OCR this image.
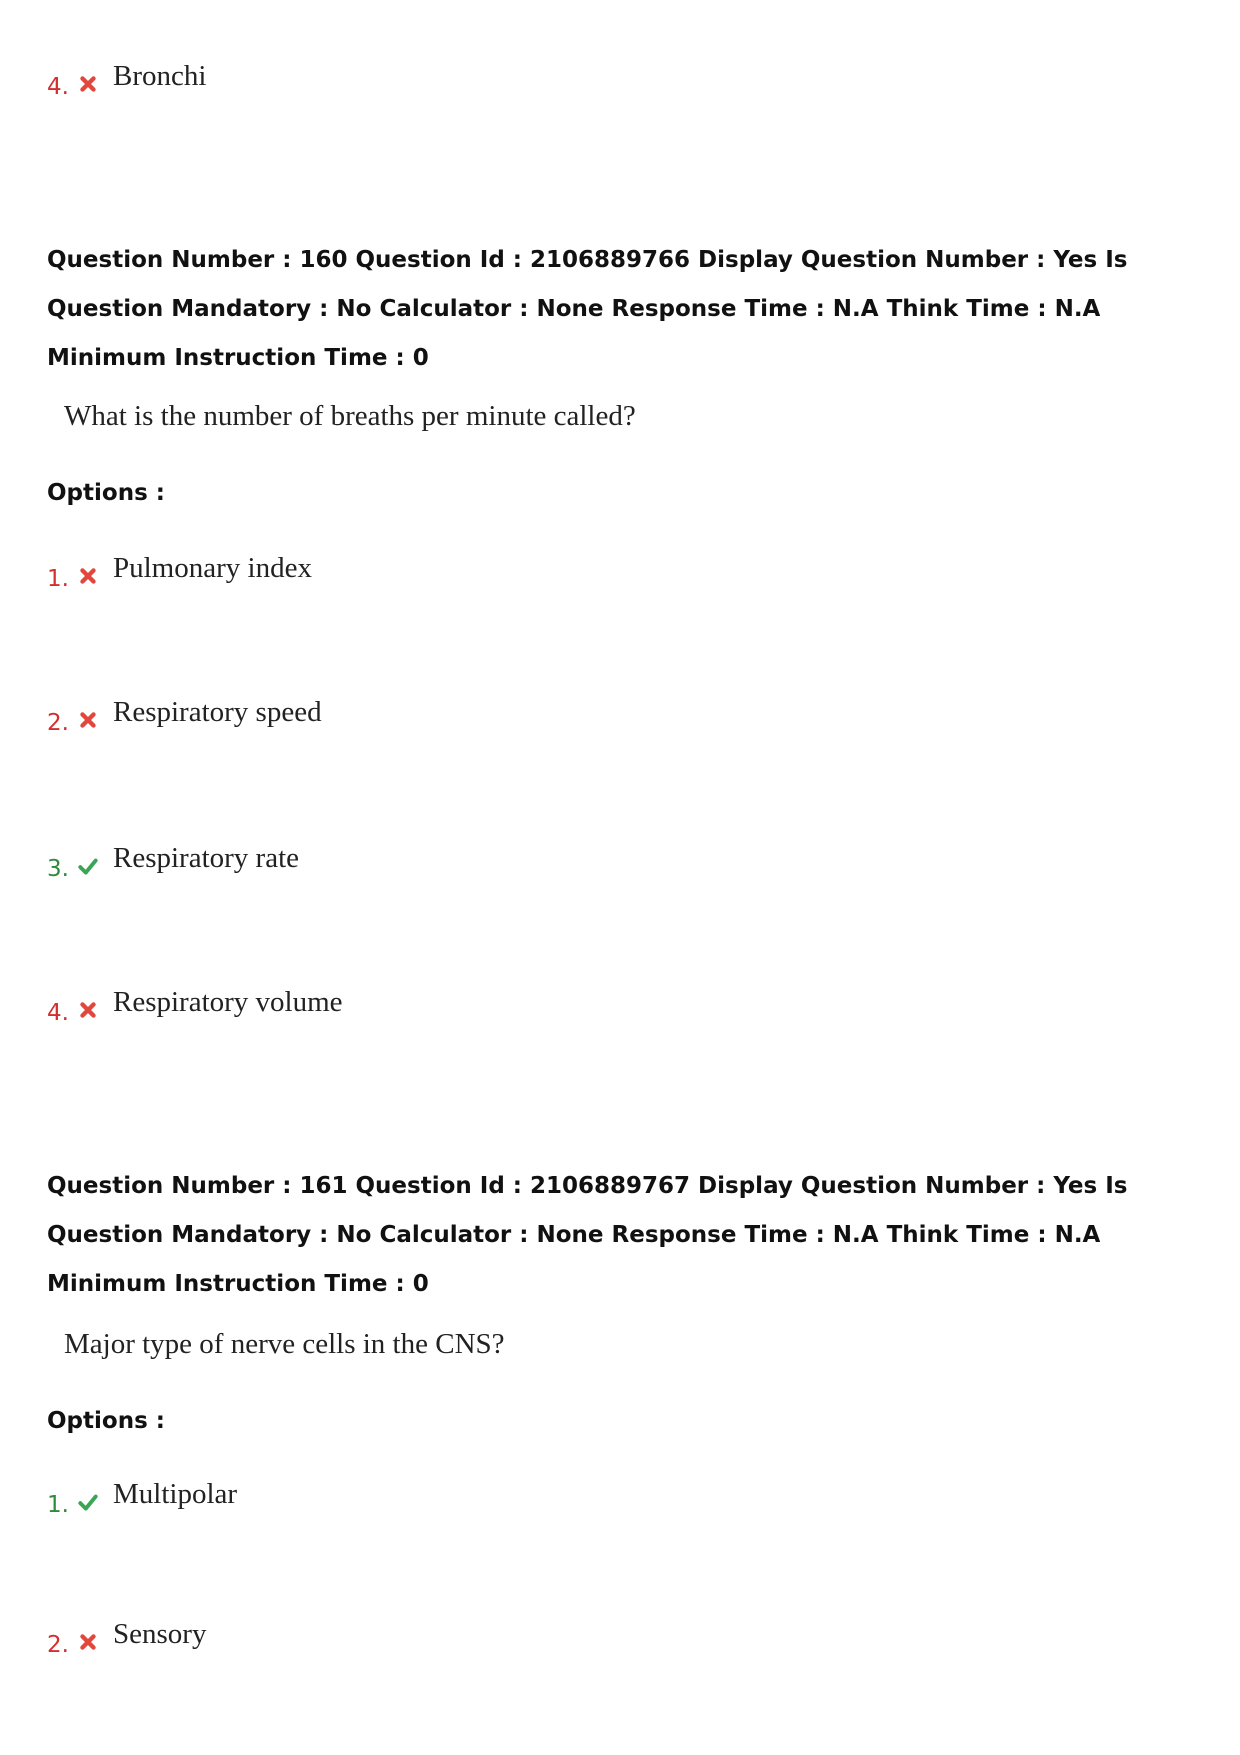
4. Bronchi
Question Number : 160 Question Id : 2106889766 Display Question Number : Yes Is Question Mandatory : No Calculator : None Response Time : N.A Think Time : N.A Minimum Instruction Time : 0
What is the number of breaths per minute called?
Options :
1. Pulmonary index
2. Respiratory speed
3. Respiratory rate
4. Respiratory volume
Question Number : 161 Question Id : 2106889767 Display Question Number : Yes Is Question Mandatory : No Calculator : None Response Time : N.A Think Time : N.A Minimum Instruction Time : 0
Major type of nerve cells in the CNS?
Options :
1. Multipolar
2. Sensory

#### What this task involves:
In the entries above, find every line with the word "Display" and list it.

#### Exercise result:
Question Number : 160 Question Id : 2106889766 Display Question Number : Yes Is Question Mandatory : No Calculator : None Response Time : N.A Think Time : N.A Minimum Instruction Time : 0
Question Number : 161 Question Id : 2106889767 Display Question Number : Yes Is Question Mandatory : No Calculator : None Response Time : N.A Think Time : N.A Minimum Instruction Time : 0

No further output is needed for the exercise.